* **Figure contents as structured data**:
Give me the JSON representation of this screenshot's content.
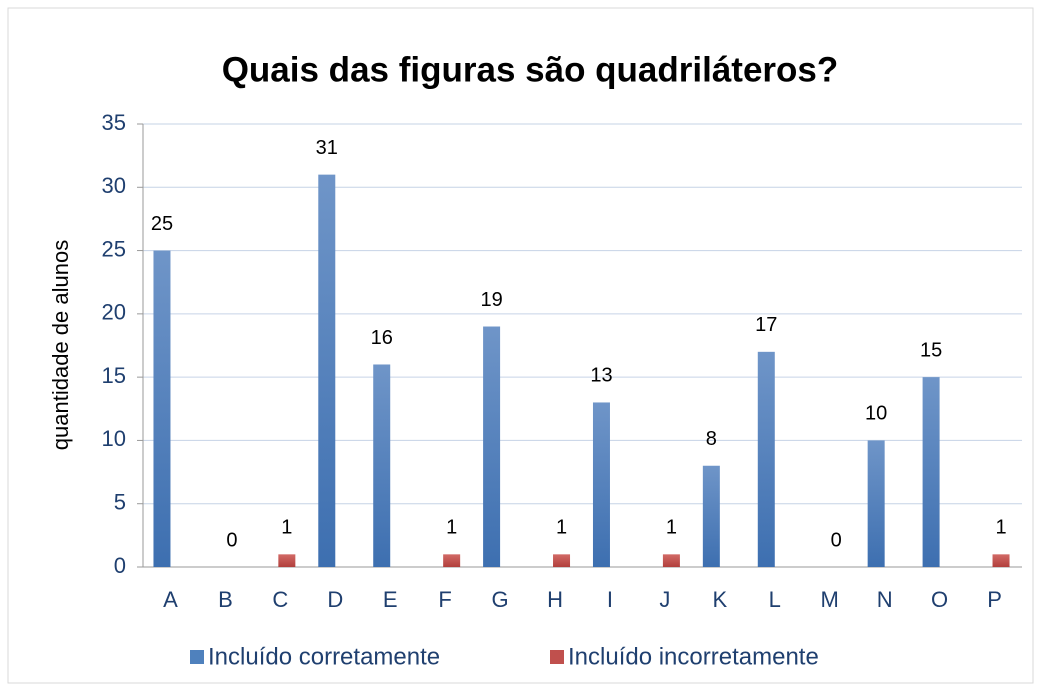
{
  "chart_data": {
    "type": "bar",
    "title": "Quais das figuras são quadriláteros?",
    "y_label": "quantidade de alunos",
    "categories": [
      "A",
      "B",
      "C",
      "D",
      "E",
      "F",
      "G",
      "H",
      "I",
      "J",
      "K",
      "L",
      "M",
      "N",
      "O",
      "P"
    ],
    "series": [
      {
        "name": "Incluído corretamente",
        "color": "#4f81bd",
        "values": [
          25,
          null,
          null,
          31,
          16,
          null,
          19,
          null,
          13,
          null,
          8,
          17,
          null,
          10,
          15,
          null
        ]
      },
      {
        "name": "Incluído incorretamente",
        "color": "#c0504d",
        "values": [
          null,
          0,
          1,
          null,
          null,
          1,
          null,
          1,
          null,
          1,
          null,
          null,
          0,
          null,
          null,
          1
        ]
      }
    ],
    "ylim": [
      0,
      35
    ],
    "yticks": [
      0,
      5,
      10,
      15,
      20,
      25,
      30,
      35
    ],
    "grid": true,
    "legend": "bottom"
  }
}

* **Exercise brief**: Filter the records for lines holding the string "Incluído". Copy each one.

* **Complete response**:
        "name": "Incluído corretamente",
        "name": "Incluído incorretamente",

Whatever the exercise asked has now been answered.